Post#117 » by pepe1991 » Sat Jun 1, 2019 4:33 pm

MagicMatic wrote:
pepe1991 wrote:Magic Matic has linear way of thinking when it comes to NBA development.
In reality, in my opinion, NBA there is no linear development at all any more.


Please enlighten me Pepe. What is my linear way of thinking?

Being in the middle of the pack in the nba is only acceptable if you are being carried by, or relying upon, young players with tremendous upside. If not, the ceiling is too low and you are missing either draft talent or Free agency draw. AG and JI are solid players that can contribute. However, they haven’t proven to be “carrying” the the team for the first statement to hold water. Especially if Vuc and Ross were the primary options offensively this season in contract years. There hasn’t been a window for this team to start pushing their chips in, and that’s because we haven’t had the chips to do it.

That’s not a linear way of thinking. In so many words it just means “don’t be a treadmill team”. That still opens up a lot of possibilities for development and team building. It’s not some revolutionary idea.



it is.

***

**Stated goal**
List every basketball player the forum post refers to, using the short names or initials it gives them.

(Annotated element entries)
***

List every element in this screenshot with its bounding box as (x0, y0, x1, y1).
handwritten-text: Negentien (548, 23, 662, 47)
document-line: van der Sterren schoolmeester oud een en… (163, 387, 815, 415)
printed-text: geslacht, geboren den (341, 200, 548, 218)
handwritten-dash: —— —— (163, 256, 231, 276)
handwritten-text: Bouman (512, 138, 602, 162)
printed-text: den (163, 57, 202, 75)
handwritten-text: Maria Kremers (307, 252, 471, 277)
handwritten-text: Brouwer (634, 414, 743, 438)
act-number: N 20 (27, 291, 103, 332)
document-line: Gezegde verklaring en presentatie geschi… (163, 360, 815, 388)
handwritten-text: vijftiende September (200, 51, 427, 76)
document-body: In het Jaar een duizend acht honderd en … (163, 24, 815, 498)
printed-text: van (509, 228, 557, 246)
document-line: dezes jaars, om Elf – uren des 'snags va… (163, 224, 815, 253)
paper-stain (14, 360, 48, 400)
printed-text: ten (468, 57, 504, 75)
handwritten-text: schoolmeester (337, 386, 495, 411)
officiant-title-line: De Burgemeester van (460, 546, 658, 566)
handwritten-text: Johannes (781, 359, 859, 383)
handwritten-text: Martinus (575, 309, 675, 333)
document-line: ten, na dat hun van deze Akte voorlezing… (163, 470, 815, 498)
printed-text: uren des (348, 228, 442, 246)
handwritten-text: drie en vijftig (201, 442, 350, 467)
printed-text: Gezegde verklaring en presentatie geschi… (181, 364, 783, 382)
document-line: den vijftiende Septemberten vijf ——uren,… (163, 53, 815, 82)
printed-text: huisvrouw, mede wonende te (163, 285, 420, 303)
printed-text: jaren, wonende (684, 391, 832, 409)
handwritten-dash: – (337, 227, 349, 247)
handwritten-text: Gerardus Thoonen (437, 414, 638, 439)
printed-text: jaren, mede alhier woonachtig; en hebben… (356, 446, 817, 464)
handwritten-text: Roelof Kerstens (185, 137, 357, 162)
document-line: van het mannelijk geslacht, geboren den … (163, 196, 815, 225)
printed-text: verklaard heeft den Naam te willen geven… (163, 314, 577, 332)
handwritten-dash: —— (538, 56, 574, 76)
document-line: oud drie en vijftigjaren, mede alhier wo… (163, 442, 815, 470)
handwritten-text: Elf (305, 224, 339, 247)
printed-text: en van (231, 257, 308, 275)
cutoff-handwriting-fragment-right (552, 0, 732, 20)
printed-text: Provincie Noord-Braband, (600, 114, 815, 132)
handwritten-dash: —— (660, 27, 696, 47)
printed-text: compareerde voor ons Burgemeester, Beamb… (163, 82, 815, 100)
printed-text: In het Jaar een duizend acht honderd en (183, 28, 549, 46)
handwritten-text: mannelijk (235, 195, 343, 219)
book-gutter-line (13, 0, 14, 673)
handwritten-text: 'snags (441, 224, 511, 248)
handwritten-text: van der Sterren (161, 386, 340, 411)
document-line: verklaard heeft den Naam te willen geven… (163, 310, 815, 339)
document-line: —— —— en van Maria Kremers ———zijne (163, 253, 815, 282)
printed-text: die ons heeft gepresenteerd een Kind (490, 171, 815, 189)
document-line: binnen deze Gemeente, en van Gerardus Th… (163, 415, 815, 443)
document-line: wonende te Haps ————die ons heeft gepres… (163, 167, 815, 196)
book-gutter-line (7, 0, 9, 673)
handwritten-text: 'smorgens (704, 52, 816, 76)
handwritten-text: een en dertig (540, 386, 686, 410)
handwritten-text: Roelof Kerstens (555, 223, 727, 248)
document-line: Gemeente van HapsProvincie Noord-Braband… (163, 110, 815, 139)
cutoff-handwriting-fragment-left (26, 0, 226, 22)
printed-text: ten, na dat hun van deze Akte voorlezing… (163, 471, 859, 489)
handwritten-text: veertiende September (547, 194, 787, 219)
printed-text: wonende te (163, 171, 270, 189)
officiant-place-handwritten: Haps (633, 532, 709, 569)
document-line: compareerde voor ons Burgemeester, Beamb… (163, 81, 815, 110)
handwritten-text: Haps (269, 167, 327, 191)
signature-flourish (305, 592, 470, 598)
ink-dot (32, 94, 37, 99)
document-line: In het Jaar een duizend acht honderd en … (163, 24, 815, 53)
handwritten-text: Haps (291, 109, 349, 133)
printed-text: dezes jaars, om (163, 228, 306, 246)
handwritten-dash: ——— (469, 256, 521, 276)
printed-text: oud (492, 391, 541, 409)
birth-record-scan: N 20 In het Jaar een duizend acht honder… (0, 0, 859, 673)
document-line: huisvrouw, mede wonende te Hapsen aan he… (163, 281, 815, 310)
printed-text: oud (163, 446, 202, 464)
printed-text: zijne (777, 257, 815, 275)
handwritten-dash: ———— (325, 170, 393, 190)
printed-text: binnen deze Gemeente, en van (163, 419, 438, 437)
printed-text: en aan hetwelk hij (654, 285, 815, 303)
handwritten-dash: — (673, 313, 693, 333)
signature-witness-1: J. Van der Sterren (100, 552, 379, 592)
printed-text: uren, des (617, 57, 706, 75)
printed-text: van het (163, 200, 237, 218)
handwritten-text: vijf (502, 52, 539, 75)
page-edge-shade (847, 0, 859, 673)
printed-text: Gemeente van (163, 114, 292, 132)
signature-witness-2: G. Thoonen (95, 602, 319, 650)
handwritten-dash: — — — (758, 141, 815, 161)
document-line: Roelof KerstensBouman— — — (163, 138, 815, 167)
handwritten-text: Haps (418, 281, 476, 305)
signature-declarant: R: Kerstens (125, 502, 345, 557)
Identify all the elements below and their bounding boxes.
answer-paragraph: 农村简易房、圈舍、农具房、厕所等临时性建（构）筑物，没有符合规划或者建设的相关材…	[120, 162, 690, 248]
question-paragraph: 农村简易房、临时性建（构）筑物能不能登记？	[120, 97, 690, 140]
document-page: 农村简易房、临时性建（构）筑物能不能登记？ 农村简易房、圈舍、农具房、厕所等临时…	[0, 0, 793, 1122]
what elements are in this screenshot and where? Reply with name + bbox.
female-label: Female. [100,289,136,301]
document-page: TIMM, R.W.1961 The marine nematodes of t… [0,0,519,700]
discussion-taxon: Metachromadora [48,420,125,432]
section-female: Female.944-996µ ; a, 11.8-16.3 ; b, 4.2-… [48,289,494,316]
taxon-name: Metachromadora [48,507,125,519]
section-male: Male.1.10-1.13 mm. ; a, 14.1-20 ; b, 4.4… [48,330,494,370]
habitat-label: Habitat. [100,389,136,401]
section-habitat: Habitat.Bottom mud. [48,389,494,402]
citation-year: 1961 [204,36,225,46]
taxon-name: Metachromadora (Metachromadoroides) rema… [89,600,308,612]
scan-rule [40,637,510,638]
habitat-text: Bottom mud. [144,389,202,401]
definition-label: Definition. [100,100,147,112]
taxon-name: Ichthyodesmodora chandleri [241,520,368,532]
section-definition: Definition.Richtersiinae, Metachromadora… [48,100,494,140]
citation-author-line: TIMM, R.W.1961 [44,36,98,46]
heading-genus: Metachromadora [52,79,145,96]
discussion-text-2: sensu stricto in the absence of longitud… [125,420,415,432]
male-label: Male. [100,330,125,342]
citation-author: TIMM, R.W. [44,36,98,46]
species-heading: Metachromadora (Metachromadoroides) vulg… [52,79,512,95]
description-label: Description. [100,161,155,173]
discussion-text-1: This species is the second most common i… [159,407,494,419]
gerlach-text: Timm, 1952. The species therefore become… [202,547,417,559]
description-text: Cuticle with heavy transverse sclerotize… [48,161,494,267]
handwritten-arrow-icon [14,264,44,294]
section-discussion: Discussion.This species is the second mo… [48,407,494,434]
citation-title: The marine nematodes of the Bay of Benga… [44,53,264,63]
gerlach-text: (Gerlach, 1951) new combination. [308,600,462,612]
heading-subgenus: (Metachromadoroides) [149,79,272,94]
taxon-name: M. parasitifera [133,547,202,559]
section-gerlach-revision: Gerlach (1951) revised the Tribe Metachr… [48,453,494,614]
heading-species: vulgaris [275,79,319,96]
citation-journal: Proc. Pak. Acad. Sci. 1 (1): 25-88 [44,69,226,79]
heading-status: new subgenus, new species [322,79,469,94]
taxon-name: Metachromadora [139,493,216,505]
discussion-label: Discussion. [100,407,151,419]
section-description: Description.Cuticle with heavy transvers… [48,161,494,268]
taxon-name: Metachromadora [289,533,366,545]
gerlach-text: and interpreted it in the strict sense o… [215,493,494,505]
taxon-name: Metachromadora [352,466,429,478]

***

**Final result**
AG, JI, Vuc, Ross